*Your goal*. Leave out the pictures and return every entry exactly as it appears.

# START OF Records for the task

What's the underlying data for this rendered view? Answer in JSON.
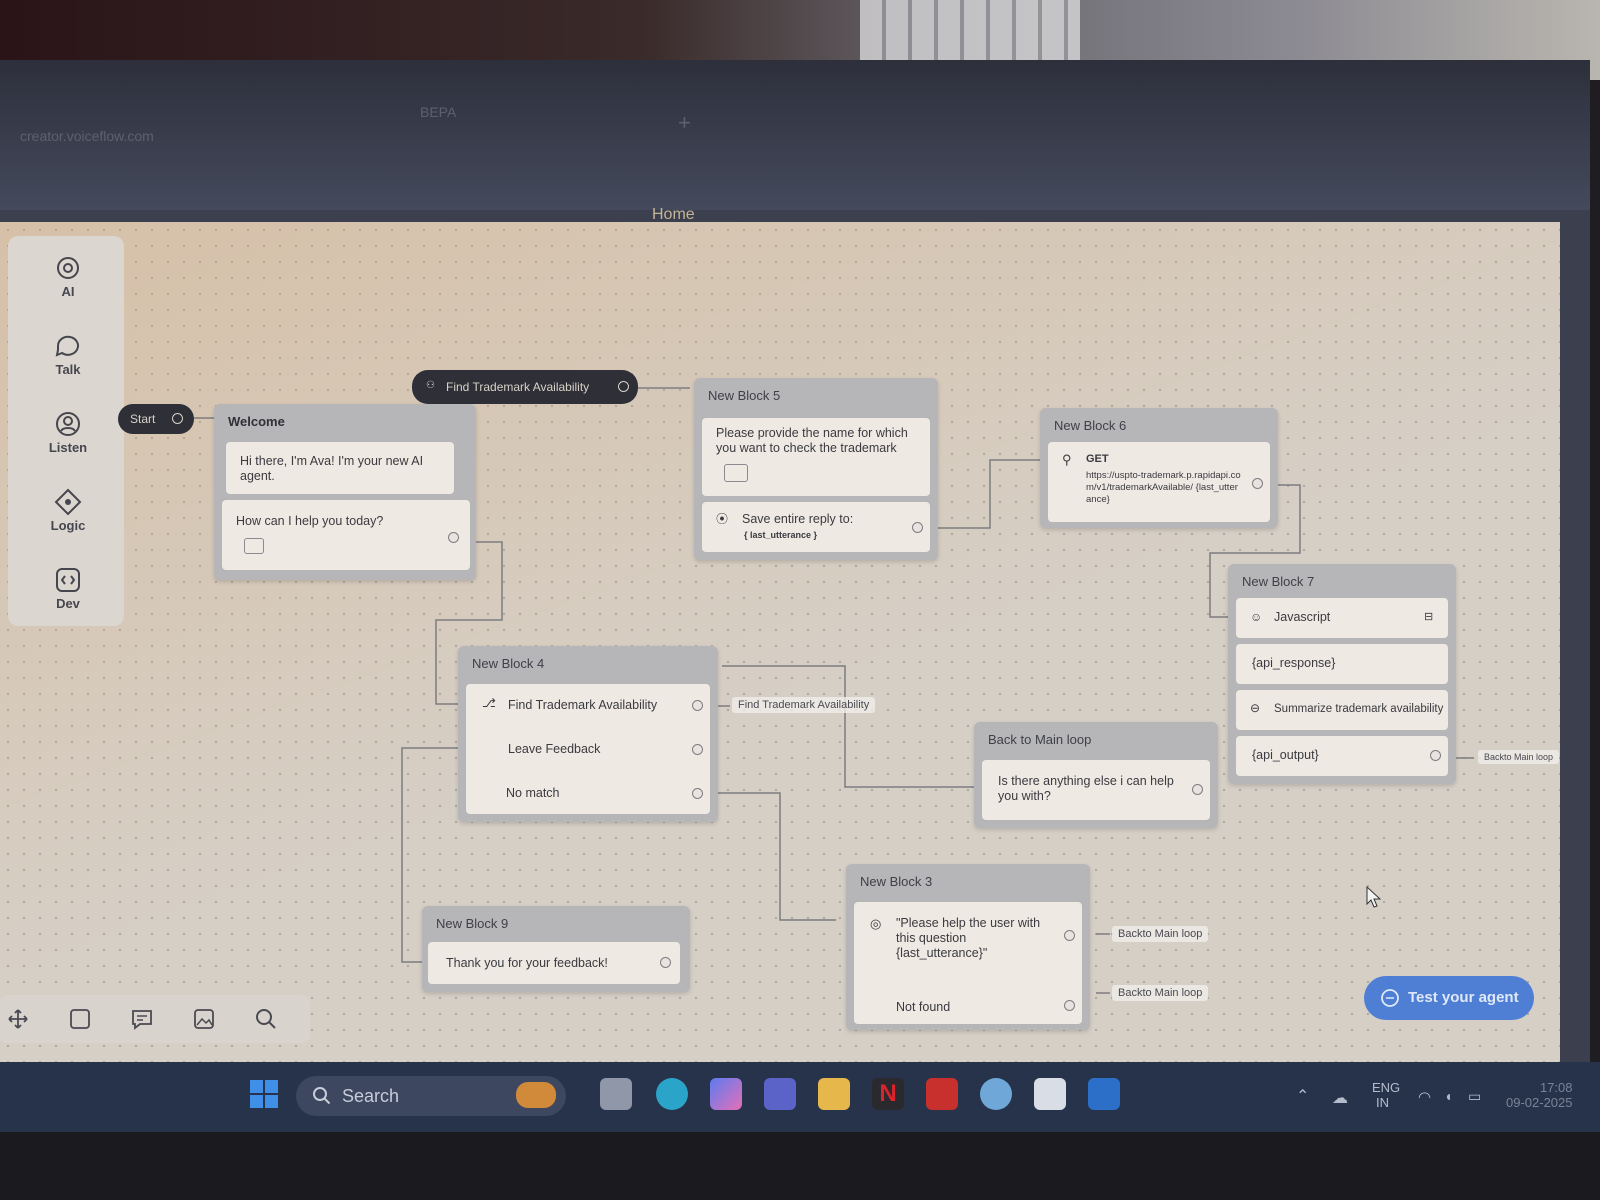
{
  "browser": {
    "url_text": "creator.voiceflow.com",
    "tab_text": "BEPA",
    "new_tab_icon": "plus-icon",
    "page_title": "Home"
  },
  "sidebar": {
    "items": [
      {
        "label": "AI",
        "icon": "openai-icon"
      },
      {
        "label": "Talk",
        "icon": "chat-bubble-icon"
      },
      {
        "label": "Listen",
        "icon": "person-circle-icon"
      },
      {
        "label": "Logic",
        "icon": "diamond-logic-icon"
      },
      {
        "label": "Dev",
        "icon": "code-icon"
      }
    ]
  },
  "start": {
    "label": "Start"
  },
  "trigger": {
    "label": "Find Trademark Availability"
  },
  "welcome": {
    "title": "Welcome",
    "text1": "Hi there, I'm Ava! I'm your new AI agent.",
    "text2": "How can I help you today?"
  },
  "block5": {
    "title": "New Block 5",
    "text": "Please provide the name for which you want to check the trademark",
    "capture_label": "Save entire reply to:",
    "capture_var": "{ last_utterance }"
  },
  "block6": {
    "title": "New Block 6",
    "method": "GET",
    "url": "https://uspto-trademark.p.rapidapi.com/v1/trademarkAvailable/ {last_utterance}"
  },
  "block7": {
    "title": "New Block 7",
    "row1": "Javascript",
    "row2": "{api_response}",
    "row3": "Summarize trademark availability",
    "row4": "{api_output}",
    "tag": "Backto Main loop"
  },
  "block4": {
    "title": "New Block 4",
    "choices": [
      "Find Trademark Availability",
      "Leave Feedback",
      "No match"
    ],
    "tag": "Find Trademark Availability"
  },
  "mainloop": {
    "title": "Back to Main loop",
    "text": "Is there anything else i can help you with?"
  },
  "block3": {
    "title": "New Block 3",
    "prompt": "\"Please help the user with this question {last_utterance}\"",
    "not_found": "Not found",
    "tag1": "Backto Main loop",
    "tag2": "Backto Main loop"
  },
  "block9": {
    "title": "New Block 9",
    "text": "Thank you for your feedback!"
  },
  "toolbar": {
    "icons": [
      "move-icon",
      "note-icon",
      "comment-icon",
      "image-icon",
      "search-icon"
    ]
  },
  "test_button": {
    "label": "Test your agent",
    "icon": "chat-icon"
  },
  "taskbar": {
    "search_label": "Search",
    "lang1": "ENG",
    "lang2": "IN",
    "time": "17:08",
    "date": "09-02-2025"
  },
  "colors": {
    "canvas": "#d6cfc6",
    "node": "#b6b6b8",
    "card": "#efe9e3",
    "accent_button": "#4f7fd4",
    "taskbar": "#27334b"
  }
}
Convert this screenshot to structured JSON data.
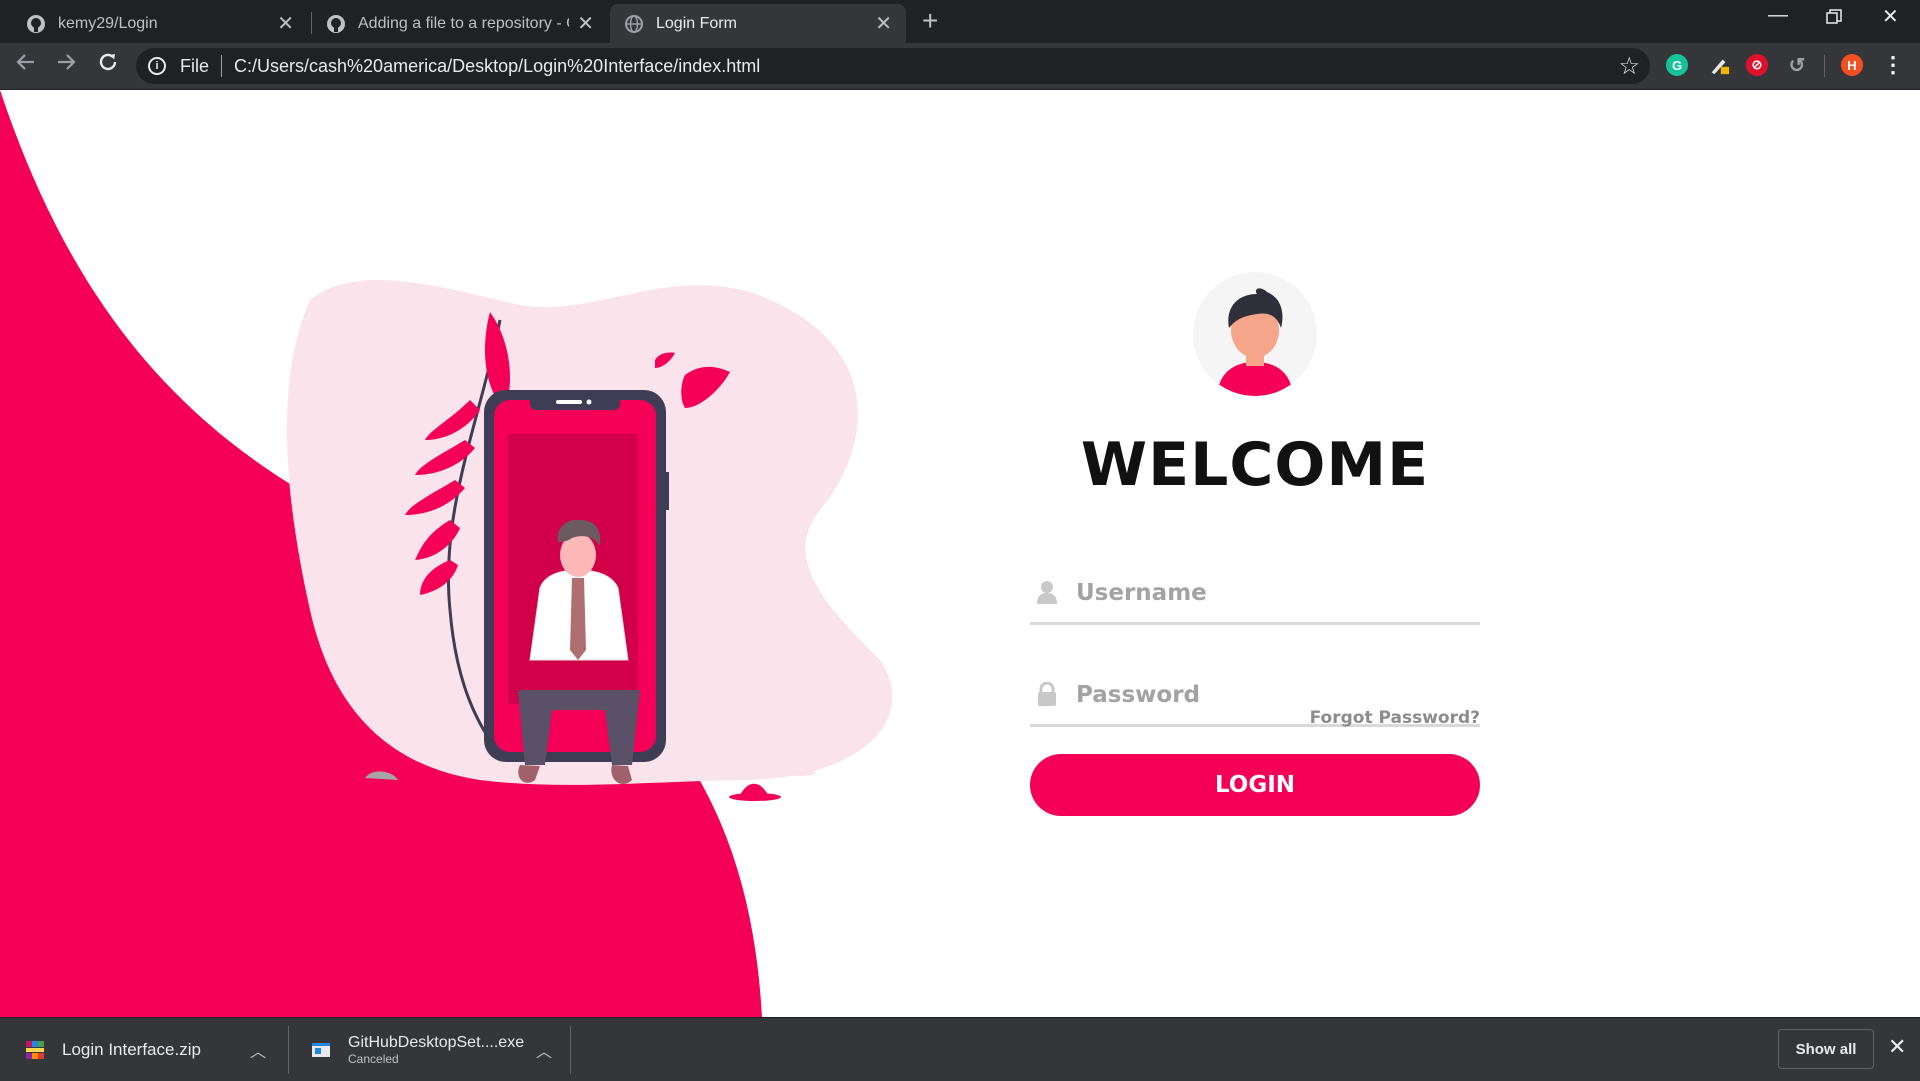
{
  "browser": {
    "tabs": [
      {
        "title": "kemy29/Login",
        "active": false,
        "favicon": "github-icon"
      },
      {
        "title": "Adding a file to a repository - GitHub",
        "active": false,
        "favicon": "github-icon"
      },
      {
        "title": "Login Form",
        "active": true,
        "favicon": "globe-icon"
      }
    ],
    "address": {
      "scheme_label": "File",
      "url": "C:/Users/cash%20america/Desktop/Login%20Interface/index.html"
    },
    "profile_initial": "H",
    "extensions": [
      "grammarly-icon",
      "pencil-icon",
      "adobe-icon",
      "history-icon"
    ]
  },
  "login": {
    "welcome": "WELCOME",
    "username_placeholder": "Username",
    "password_placeholder": "Password",
    "forgot_label": "Forgot Password?",
    "login_label": "LOGIN",
    "accent_color": "#f50057"
  },
  "downloads": {
    "items": [
      {
        "name": "Login Interface.zip",
        "status": ""
      },
      {
        "name": "GitHubDesktopSet....exe",
        "status": "Canceled"
      }
    ],
    "show_all_label": "Show all"
  }
}
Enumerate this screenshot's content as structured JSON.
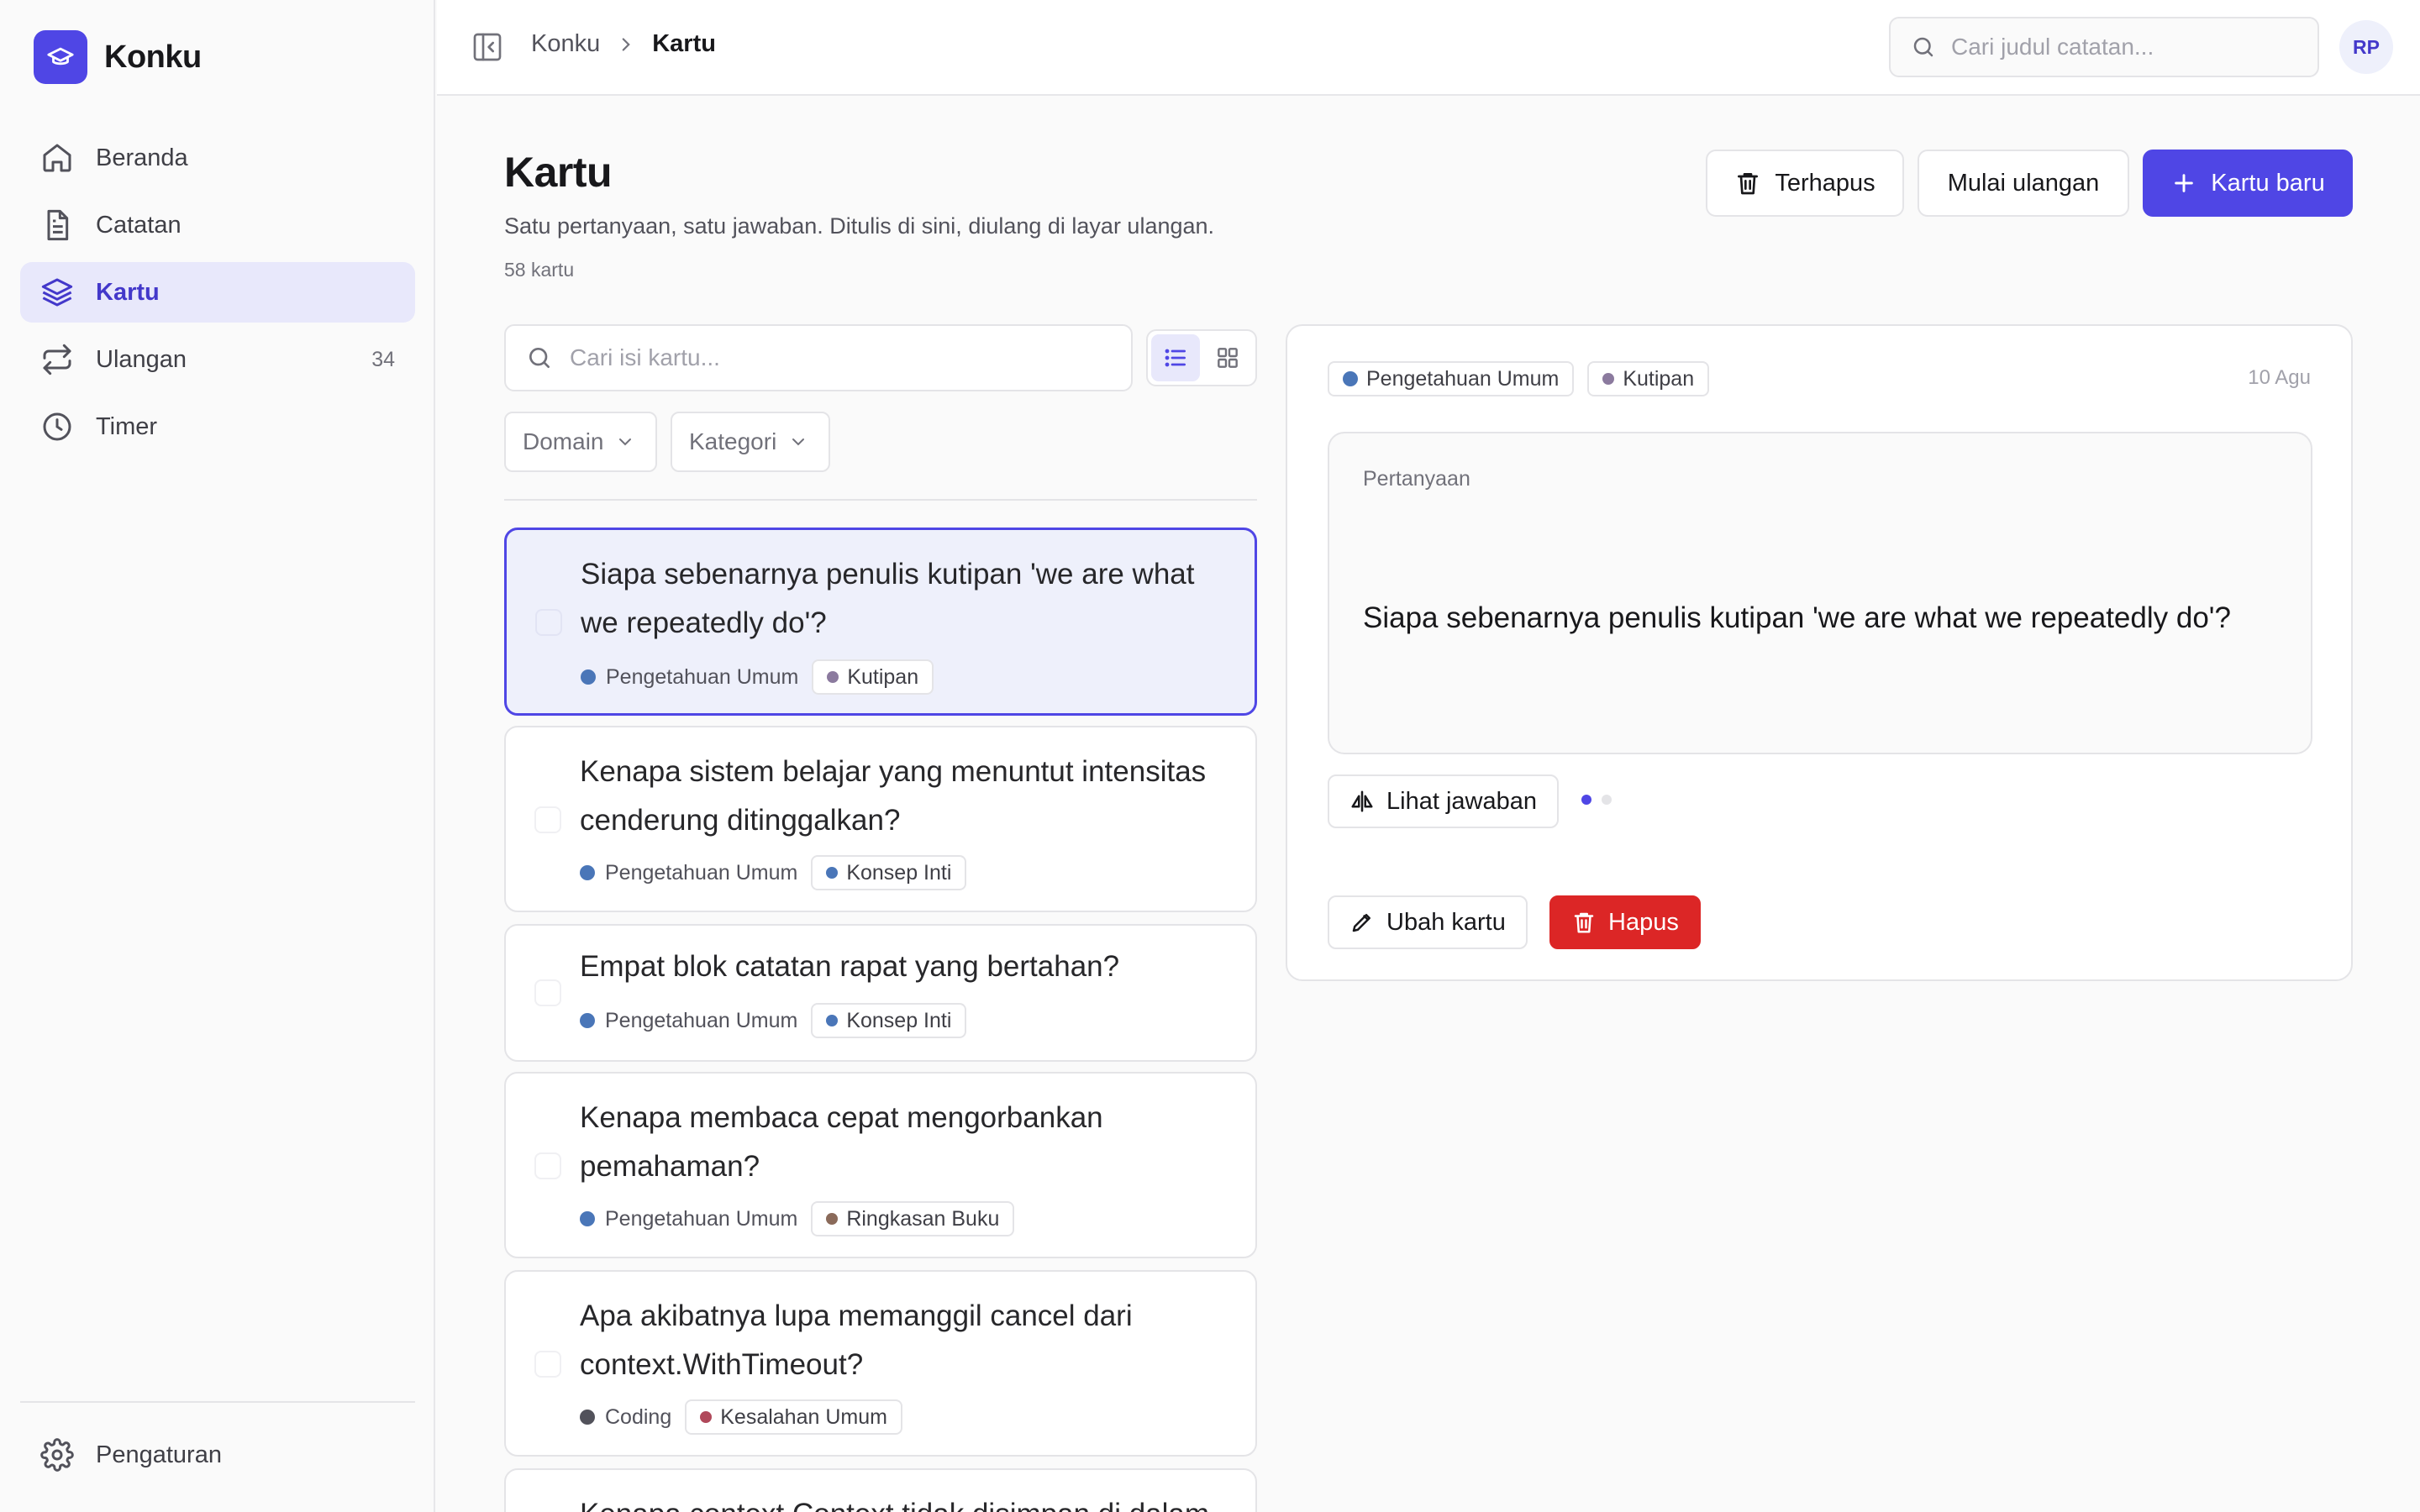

# END OF Records for the task

*Correct response*.
What's the underlying data for this rendered view? Answer in JSON.
{
  "browser": {
    "url_text": "creator.voiceflow.com",
    "tab_text": "BEPA",
    "new_tab_icon": "plus-icon",
    "page_title": "Home"
  },
  "sidebar": {
    "items": [
      {
        "label": "AI",
        "icon": "openai-icon"
      },
      {
        "label": "Talk",
        "icon": "chat-bubble-icon"
      },
      {
        "label": "Listen",
        "icon": "person-circle-icon"
      },
      {
        "label": "Logic",
        "icon": "diamond-logic-icon"
      },
      {
        "label": "Dev",
        "icon": "code-icon"
      }
    ]
  },
  "start": {
    "label": "Start"
  },
  "trigger": {
    "label": "Find Trademark Availability"
  },
  "welcome": {
    "title": "Welcome",
    "text1": "Hi there, I'm Ava! I'm your new AI agent.",
    "text2": "How can I help you today?"
  },
  "block5": {
    "title": "New Block 5",
    "text": "Please provide the name for which you want to check the trademark",
    "capture_label": "Save entire reply to:",
    "capture_var": "{ last_utterance }"
  },
  "block6": {
    "title": "New Block 6",
    "method": "GET",
    "url": "https://uspto-trademark.p.rapidapi.com/v1/trademarkAvailable/ {last_utterance}"
  },
  "block7": {
    "title": "New Block 7",
    "row1": "Javascript",
    "row2": "{api_response}",
    "row3": "Summarize trademark availability",
    "row4": "{api_output}",
    "tag": "Backto Main loop"
  },
  "block4": {
    "title": "New Block 4",
    "choices": [
      "Find Trademark Availability",
      "Leave Feedback",
      "No match"
    ],
    "tag": "Find Trademark Availability"
  },
  "mainloop": {
    "title": "Back to Main loop",
    "text": "Is there anything else i can help you with?"
  },
  "block3": {
    "title": "New Block 3",
    "prompt": "\"Please help the user with this question {last_utterance}\"",
    "not_found": "Not found",
    "tag1": "Backto Main loop",
    "tag2": "Backto Main loop"
  },
  "block9": {
    "title": "New Block 9",
    "text": "Thank you for your feedback!"
  },
  "toolbar": {
    "icons": [
      "move-icon",
      "note-icon",
      "comment-icon",
      "image-icon",
      "search-icon"
    ]
  },
  "test_button": {
    "label": "Test your agent",
    "icon": "chat-icon"
  },
  "taskbar": {
    "search_label": "Search",
    "lang1": "ENG",
    "lang2": "IN",
    "time": "17:08",
    "date": "09-02-2025"
  },
  "colors": {
    "canvas": "#d6cfc6",
    "node": "#b6b6b8",
    "card": "#efe9e3",
    "accent_button": "#4f7fd4",
    "taskbar": "#27334b"
  }
}
Convert this screenshot to structured JSON data.
{
  "browser": {
    "tabs": [
      {
        "title": "kemy29/Login",
        "active": false,
        "favicon": "github-icon"
      },
      {
        "title": "Adding a file to a repository - GitHub",
        "active": false,
        "favicon": "github-icon"
      },
      {
        "title": "Login Form",
        "active": true,
        "favicon": "globe-icon"
      }
    ],
    "address": {
      "scheme_label": "File",
      "url": "C:/Users/cash%20america/Desktop/Login%20Interface/index.html"
    },
    "profile_initial": "H",
    "extensions": [
      "grammarly-icon",
      "pencil-icon",
      "adobe-icon",
      "history-icon"
    ]
  },
  "login": {
    "welcome": "WELCOME",
    "username_placeholder": "Username",
    "password_placeholder": "Password",
    "forgot_label": "Forgot Password?",
    "login_label": "LOGIN",
    "accent_color": "#f50057"
  },
  "downloads": {
    "items": [
      {
        "name": "Login Interface.zip",
        "status": ""
      },
      {
        "name": "GitHubDesktopSet....exe",
        "status": "Canceled"
      }
    ],
    "show_all_label": "Show all"
  }
}
Enumerate this screenshot's content as structured JSON.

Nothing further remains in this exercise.